(The task): Every line below that holds the string "RÉPARTITION" should be copied out.

(Input material):

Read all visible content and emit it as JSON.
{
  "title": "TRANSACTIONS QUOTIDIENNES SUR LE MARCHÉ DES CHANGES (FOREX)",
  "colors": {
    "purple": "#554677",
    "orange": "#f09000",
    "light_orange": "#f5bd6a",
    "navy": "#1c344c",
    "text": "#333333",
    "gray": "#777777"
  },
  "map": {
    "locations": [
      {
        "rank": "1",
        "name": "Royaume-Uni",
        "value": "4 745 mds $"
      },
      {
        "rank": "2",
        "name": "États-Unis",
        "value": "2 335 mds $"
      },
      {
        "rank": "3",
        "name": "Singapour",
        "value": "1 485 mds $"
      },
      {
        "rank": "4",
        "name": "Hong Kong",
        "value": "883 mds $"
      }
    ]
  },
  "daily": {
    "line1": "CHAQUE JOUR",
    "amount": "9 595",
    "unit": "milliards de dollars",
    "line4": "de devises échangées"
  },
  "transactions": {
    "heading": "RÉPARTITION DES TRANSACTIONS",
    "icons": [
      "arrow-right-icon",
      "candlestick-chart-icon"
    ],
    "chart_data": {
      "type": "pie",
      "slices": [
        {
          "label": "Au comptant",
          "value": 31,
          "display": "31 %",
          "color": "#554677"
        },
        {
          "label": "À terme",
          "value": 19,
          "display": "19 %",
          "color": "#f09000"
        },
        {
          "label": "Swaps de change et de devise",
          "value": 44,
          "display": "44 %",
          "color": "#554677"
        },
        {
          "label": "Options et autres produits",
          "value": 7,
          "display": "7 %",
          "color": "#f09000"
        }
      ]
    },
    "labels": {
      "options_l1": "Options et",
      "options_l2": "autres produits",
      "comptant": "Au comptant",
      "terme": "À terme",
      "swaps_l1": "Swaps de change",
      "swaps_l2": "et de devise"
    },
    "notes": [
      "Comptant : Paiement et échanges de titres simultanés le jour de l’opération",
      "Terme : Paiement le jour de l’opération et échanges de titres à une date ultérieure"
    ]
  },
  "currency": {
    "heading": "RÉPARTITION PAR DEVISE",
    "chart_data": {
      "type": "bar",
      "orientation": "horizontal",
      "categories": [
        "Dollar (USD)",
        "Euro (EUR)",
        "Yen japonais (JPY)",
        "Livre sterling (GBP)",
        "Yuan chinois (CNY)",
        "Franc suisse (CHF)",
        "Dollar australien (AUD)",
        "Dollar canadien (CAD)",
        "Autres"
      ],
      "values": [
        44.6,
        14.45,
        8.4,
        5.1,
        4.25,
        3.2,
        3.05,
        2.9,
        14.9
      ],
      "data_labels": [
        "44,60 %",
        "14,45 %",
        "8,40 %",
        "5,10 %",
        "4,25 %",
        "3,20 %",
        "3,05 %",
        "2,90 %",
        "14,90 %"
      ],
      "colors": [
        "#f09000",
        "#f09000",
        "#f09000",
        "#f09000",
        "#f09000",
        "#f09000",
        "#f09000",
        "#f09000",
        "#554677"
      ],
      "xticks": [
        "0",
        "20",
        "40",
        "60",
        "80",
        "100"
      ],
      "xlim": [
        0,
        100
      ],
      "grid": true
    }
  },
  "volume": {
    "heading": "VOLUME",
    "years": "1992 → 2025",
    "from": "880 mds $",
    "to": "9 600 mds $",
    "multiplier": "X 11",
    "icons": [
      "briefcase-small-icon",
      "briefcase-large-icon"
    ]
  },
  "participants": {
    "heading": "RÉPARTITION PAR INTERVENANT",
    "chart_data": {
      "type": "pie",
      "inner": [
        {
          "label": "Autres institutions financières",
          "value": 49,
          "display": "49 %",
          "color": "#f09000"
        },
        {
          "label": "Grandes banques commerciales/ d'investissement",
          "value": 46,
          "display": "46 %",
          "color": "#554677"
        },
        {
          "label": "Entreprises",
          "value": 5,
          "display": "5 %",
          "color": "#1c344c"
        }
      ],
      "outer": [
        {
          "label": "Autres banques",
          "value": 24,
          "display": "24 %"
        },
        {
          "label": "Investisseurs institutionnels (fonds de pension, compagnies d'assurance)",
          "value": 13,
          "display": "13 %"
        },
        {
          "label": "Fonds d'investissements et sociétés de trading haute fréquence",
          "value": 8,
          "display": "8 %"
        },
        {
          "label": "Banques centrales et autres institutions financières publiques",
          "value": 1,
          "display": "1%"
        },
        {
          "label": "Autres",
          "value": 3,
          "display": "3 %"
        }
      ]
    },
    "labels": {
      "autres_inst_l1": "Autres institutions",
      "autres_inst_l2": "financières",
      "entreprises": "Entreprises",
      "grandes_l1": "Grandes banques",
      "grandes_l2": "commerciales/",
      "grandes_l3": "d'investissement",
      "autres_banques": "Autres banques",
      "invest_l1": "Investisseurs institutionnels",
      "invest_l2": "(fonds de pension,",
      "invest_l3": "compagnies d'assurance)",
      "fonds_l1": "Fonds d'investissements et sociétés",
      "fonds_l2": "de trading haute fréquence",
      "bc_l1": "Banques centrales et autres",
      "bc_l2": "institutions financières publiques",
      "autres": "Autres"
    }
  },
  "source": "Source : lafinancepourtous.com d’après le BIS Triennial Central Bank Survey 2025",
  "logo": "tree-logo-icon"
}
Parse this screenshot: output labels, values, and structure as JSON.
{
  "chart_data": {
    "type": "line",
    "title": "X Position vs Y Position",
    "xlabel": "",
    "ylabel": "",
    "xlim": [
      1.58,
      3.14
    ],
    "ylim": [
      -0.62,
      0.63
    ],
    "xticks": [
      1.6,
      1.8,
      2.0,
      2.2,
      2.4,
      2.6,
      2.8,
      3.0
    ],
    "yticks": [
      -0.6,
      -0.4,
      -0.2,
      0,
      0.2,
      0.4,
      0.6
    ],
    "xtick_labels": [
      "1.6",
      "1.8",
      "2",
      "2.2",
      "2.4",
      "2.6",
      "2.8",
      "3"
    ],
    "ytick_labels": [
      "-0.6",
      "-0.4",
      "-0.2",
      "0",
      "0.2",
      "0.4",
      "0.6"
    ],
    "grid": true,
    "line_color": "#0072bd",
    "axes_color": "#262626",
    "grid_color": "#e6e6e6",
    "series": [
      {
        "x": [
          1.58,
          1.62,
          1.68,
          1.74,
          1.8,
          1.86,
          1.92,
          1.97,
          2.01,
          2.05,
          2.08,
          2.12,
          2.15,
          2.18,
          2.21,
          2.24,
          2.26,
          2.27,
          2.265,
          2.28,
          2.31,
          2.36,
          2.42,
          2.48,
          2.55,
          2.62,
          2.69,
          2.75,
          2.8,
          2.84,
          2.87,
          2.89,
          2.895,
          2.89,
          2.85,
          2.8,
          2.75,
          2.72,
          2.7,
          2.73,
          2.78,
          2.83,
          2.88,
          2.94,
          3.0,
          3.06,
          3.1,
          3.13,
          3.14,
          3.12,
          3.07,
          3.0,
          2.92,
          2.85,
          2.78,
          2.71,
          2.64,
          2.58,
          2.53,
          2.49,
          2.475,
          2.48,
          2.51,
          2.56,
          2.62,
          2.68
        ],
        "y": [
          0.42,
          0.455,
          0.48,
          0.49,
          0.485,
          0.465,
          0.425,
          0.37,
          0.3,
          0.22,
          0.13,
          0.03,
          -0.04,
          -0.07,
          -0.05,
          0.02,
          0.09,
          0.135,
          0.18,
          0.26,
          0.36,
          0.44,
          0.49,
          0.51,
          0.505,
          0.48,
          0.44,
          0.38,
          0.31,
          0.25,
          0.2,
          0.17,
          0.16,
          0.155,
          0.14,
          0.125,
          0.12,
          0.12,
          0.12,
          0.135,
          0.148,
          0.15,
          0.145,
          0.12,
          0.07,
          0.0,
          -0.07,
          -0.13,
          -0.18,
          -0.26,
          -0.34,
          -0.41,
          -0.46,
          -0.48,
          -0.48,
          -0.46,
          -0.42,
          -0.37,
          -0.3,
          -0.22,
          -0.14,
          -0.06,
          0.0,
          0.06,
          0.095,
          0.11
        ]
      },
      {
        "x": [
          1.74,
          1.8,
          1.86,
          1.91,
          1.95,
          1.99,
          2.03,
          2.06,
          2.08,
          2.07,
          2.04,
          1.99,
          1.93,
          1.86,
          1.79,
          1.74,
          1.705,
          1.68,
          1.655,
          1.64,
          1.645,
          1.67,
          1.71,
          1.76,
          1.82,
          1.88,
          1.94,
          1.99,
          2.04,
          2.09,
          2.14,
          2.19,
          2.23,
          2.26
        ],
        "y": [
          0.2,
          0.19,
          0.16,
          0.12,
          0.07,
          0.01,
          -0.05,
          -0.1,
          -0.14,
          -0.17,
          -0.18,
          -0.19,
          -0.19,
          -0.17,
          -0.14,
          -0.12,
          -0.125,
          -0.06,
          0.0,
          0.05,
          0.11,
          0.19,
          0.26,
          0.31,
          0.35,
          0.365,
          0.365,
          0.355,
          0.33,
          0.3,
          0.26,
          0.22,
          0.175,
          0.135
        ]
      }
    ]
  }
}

(Reply):
    "heading": "RÉPARTITION DES TRANSACTIONS",
    "heading": "RÉPARTITION PAR DEVISE",
    "heading": "RÉPARTITION PAR INTERVENANT",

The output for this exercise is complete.